• Job: Copy out the listing that follows, exact in every word, and skip the images.

Figure record extracts:
==*==
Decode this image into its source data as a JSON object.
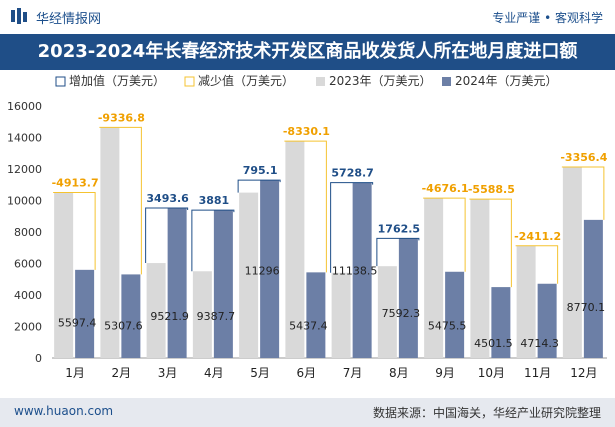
{
  "header": {
    "brand": "华经情报网",
    "tagline": "专业严谨 • 客观科学",
    "title": "2023-2024年长春经济技术开发区商品收发货人所在地月度进口额"
  },
  "footer": {
    "website": "www.huaon.com",
    "source": "数据来源：中国海关，华经产业研究院整理"
  },
  "colors": {
    "title_bg": "#1f4e87",
    "series_2023": "#d9d9d9",
    "series_2024": "#6c7fa6",
    "increase_border": "#1f4e87",
    "decrease_border": "#f5c330",
    "increase_label": "#1f4e87",
    "decrease_label": "#f0a000"
  },
  "chart_data": {
    "type": "bar",
    "title": "2023-2024年长春经济技术开发区商品收发货人所在地月度进口额",
    "ylim": [
      0,
      16000
    ],
    "yticks": [
      0,
      2000,
      4000,
      6000,
      8000,
      10000,
      12000,
      14000,
      16000
    ],
    "categories": [
      "1月",
      "2月",
      "3月",
      "4月",
      "5月",
      "6月",
      "7月",
      "8月",
      "9月",
      "10月",
      "11月",
      "12月"
    ],
    "legend": [
      "增加值（万美元）",
      "减少值（万美元）",
      "2023年（万美元）",
      "2024年（万美元）"
    ],
    "series": [
      {
        "name": "2023年（万美元）",
        "values": [
          10511.1,
          14644.4,
          6028.3,
          5506.7,
          10500.9,
          13767.5,
          5409.8,
          5829.7,
          10151.6,
          10090.0,
          7125.5,
          12126.7
        ]
      },
      {
        "name": "2024年（万美元）",
        "values": [
          5597.4,
          5307.6,
          9521.9,
          9387.7,
          11296,
          5437.4,
          11138.5,
          7592.3,
          5475.5,
          4501.5,
          4714.3,
          8770.1
        ]
      }
    ],
    "difference": [
      -4913.7,
      -9336.8,
      3493.6,
      3881,
      795.1,
      -8330.1,
      5728.7,
      1762.5,
      -4676.1,
      -5588.5,
      -2411.2,
      -3356.4
    ],
    "difference_labels": [
      "-4913.7",
      "-9336.8",
      "3493.6",
      "3881",
      "795.1",
      "-8330.1",
      "5728.7",
      "1762.5",
      "-4676.1",
      "-5588.5",
      "-2411.2",
      "-3356.4"
    ],
    "value_labels_2024": [
      "5597.4",
      "5307.6",
      "9521.9",
      "9387.7",
      "11296",
      "5437.4",
      "11138.5",
      "7592.3",
      "5475.5",
      "4501.5",
      "4714.3",
      "8770.1"
    ]
  }
}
==*==
• Final answer:
Decode this image into its source data as a JSON object.
{
  "header": {
    "brand": "华经情报网",
    "tagline": "专业严谨 • 客观科学",
    "title": "2023-2024年长春经济技术开发区商品收发货人所在地月度进口额"
  },
  "footer": {
    "website": "www.huaon.com",
    "source": "数据来源：中国海关，华经产业研究院整理"
  },
  "colors": {
    "title_bg": "#1f4e87",
    "series_2023": "#d9d9d9",
    "series_2024": "#6c7fa6",
    "increase_border": "#1f4e87",
    "decrease_border": "#f5c330",
    "increase_label": "#1f4e87",
    "decrease_label": "#f0a000"
  },
  "chart_data": {
    "type": "bar",
    "title": "2023-2024年长春经济技术开发区商品收发货人所在地月度进口额",
    "ylim": [
      0,
      16000
    ],
    "yticks": [
      0,
      2000,
      4000,
      6000,
      8000,
      10000,
      12000,
      14000,
      16000
    ],
    "categories": [
      "1月",
      "2月",
      "3月",
      "4月",
      "5月",
      "6月",
      "7月",
      "8月",
      "9月",
      "10月",
      "11月",
      "12月"
    ],
    "legend": [
      "增加值（万美元）",
      "减少值（万美元）",
      "2023年（万美元）",
      "2024年（万美元）"
    ],
    "series": [
      {
        "name": "2023年（万美元）",
        "values": [
          10511.1,
          14644.4,
          6028.3,
          5506.7,
          10500.9,
          13767.5,
          5409.8,
          5829.7,
          10151.6,
          10090.0,
          7125.5,
          12126.7
        ]
      },
      {
        "name": "2024年（万美元）",
        "values": [
          5597.4,
          5307.6,
          9521.9,
          9387.7,
          11296,
          5437.4,
          11138.5,
          7592.3,
          5475.5,
          4501.5,
          4714.3,
          8770.1
        ]
      }
    ],
    "difference": [
      -4913.7,
      -9336.8,
      3493.6,
      3881,
      795.1,
      -8330.1,
      5728.7,
      1762.5,
      -4676.1,
      -5588.5,
      -2411.2,
      -3356.4
    ],
    "difference_labels": [
      "-4913.7",
      "-9336.8",
      "3493.6",
      "3881",
      "795.1",
      "-8330.1",
      "5728.7",
      "1762.5",
      "-4676.1",
      "-5588.5",
      "-2411.2",
      "-3356.4"
    ],
    "value_labels_2024": [
      "5597.4",
      "5307.6",
      "9521.9",
      "9387.7",
      "11296",
      "5437.4",
      "11138.5",
      "7592.3",
      "5475.5",
      "4501.5",
      "4714.3",
      "8770.1"
    ]
  }
}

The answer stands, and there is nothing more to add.